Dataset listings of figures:
════════════════════
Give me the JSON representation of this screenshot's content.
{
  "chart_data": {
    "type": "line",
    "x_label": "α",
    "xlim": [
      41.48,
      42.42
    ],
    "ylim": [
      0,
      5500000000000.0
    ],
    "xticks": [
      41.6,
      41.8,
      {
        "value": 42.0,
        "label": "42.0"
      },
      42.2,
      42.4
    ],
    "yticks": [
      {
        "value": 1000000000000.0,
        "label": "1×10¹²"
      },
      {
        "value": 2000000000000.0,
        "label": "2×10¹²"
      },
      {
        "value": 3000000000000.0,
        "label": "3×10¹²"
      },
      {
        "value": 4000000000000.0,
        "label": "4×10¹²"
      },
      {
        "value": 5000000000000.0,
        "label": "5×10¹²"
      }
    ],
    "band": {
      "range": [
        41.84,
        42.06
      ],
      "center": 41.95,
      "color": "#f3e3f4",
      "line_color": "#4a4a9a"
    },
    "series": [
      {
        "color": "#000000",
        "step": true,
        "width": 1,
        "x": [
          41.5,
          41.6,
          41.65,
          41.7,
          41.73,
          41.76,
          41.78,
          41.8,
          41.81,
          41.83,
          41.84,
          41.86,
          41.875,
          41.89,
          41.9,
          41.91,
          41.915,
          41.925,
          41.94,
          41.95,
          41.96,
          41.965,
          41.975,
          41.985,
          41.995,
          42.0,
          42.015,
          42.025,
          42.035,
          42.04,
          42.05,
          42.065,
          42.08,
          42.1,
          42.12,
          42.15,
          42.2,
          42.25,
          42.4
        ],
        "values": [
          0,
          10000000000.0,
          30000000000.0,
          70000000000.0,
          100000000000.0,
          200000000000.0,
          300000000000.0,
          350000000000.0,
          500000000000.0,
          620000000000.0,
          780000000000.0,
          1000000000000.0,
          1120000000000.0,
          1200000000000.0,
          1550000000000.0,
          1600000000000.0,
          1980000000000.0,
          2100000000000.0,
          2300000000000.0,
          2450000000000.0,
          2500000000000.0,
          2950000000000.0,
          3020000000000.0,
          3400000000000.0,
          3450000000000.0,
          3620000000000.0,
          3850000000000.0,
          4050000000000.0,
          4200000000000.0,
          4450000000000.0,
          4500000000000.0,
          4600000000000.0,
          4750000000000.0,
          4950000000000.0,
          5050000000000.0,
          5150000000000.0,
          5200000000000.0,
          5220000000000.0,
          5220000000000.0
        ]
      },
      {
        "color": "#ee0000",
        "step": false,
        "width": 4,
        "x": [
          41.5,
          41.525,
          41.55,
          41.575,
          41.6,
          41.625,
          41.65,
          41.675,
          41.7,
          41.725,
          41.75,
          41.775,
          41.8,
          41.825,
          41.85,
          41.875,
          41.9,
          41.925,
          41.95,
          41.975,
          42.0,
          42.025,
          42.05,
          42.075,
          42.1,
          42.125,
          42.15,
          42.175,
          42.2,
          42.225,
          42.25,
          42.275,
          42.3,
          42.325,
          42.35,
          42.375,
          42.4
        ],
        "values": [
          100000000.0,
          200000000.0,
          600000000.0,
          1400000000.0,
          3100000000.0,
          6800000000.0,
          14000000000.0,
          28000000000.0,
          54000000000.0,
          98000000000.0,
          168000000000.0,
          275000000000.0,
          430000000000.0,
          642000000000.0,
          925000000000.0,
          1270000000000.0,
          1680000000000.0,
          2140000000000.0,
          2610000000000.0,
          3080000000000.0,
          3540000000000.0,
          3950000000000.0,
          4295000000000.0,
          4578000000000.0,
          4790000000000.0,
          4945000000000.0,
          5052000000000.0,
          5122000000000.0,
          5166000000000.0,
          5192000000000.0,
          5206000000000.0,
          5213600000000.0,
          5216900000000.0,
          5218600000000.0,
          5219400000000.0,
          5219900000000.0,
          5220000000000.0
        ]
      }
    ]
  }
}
════════════════════
● **WHAT THE TASK ASKS**
Output the records exactly, including every line.

● **OUTPUT BELOW**
Give me the JSON representation of this screenshot's content.
{
  "chart_data": {
    "type": "line",
    "x_label": "α",
    "xlim": [
      41.48,
      42.42
    ],
    "ylim": [
      0,
      5500000000000.0
    ],
    "xticks": [
      41.6,
      41.8,
      {
        "value": 42.0,
        "label": "42.0"
      },
      42.2,
      42.4
    ],
    "yticks": [
      {
        "value": 1000000000000.0,
        "label": "1×10¹²"
      },
      {
        "value": 2000000000000.0,
        "label": "2×10¹²"
      },
      {
        "value": 3000000000000.0,
        "label": "3×10¹²"
      },
      {
        "value": 4000000000000.0,
        "label": "4×10¹²"
      },
      {
        "value": 5000000000000.0,
        "label": "5×10¹²"
      }
    ],
    "band": {
      "range": [
        41.84,
        42.06
      ],
      "center": 41.95,
      "color": "#f3e3f4",
      "line_color": "#4a4a9a"
    },
    "series": [
      {
        "color": "#000000",
        "step": true,
        "width": 1,
        "x": [
          41.5,
          41.6,
          41.65,
          41.7,
          41.73,
          41.76,
          41.78,
          41.8,
          41.81,
          41.83,
          41.84,
          41.86,
          41.875,
          41.89,
          41.9,
          41.91,
          41.915,
          41.925,
          41.94,
          41.95,
          41.96,
          41.965,
          41.975,
          41.985,
          41.995,
          42.0,
          42.015,
          42.025,
          42.035,
          42.04,
          42.05,
          42.065,
          42.08,
          42.1,
          42.12,
          42.15,
          42.2,
          42.25,
          42.4
        ],
        "values": [
          0,
          10000000000.0,
          30000000000.0,
          70000000000.0,
          100000000000.0,
          200000000000.0,
          300000000000.0,
          350000000000.0,
          500000000000.0,
          620000000000.0,
          780000000000.0,
          1000000000000.0,
          1120000000000.0,
          1200000000000.0,
          1550000000000.0,
          1600000000000.0,
          1980000000000.0,
          2100000000000.0,
          2300000000000.0,
          2450000000000.0,
          2500000000000.0,
          2950000000000.0,
          3020000000000.0,
          3400000000000.0,
          3450000000000.0,
          3620000000000.0,
          3850000000000.0,
          4050000000000.0,
          4200000000000.0,
          4450000000000.0,
          4500000000000.0,
          4600000000000.0,
          4750000000000.0,
          4950000000000.0,
          5050000000000.0,
          5150000000000.0,
          5200000000000.0,
          5220000000000.0,
          5220000000000.0
        ]
      },
      {
        "color": "#ee0000",
        "step": false,
        "width": 4,
        "x": [
          41.5,
          41.525,
          41.55,
          41.575,
          41.6,
          41.625,
          41.65,
          41.675,
          41.7,
          41.725,
          41.75,
          41.775,
          41.8,
          41.825,
          41.85,
          41.875,
          41.9,
          41.925,
          41.95,
          41.975,
          42.0,
          42.025,
          42.05,
          42.075,
          42.1,
          42.125,
          42.15,
          42.175,
          42.2,
          42.225,
          42.25,
          42.275,
          42.3,
          42.325,
          42.35,
          42.375,
          42.4
        ],
        "values": [
          100000000.0,
          200000000.0,
          600000000.0,
          1400000000.0,
          3100000000.0,
          6800000000.0,
          14000000000.0,
          28000000000.0,
          54000000000.0,
          98000000000.0,
          168000000000.0,
          275000000000.0,
          430000000000.0,
          642000000000.0,
          925000000000.0,
          1270000000000.0,
          1680000000000.0,
          2140000000000.0,
          2610000000000.0,
          3080000000000.0,
          3540000000000.0,
          3950000000000.0,
          4295000000000.0,
          4578000000000.0,
          4790000000000.0,
          4945000000000.0,
          5052000000000.0,
          5122000000000.0,
          5166000000000.0,
          5192000000000.0,
          5206000000000.0,
          5213600000000.0,
          5216900000000.0,
          5218600000000.0,
          5219400000000.0,
          5219900000000.0,
          5220000000000.0
        ]
      }
    ]
  }
}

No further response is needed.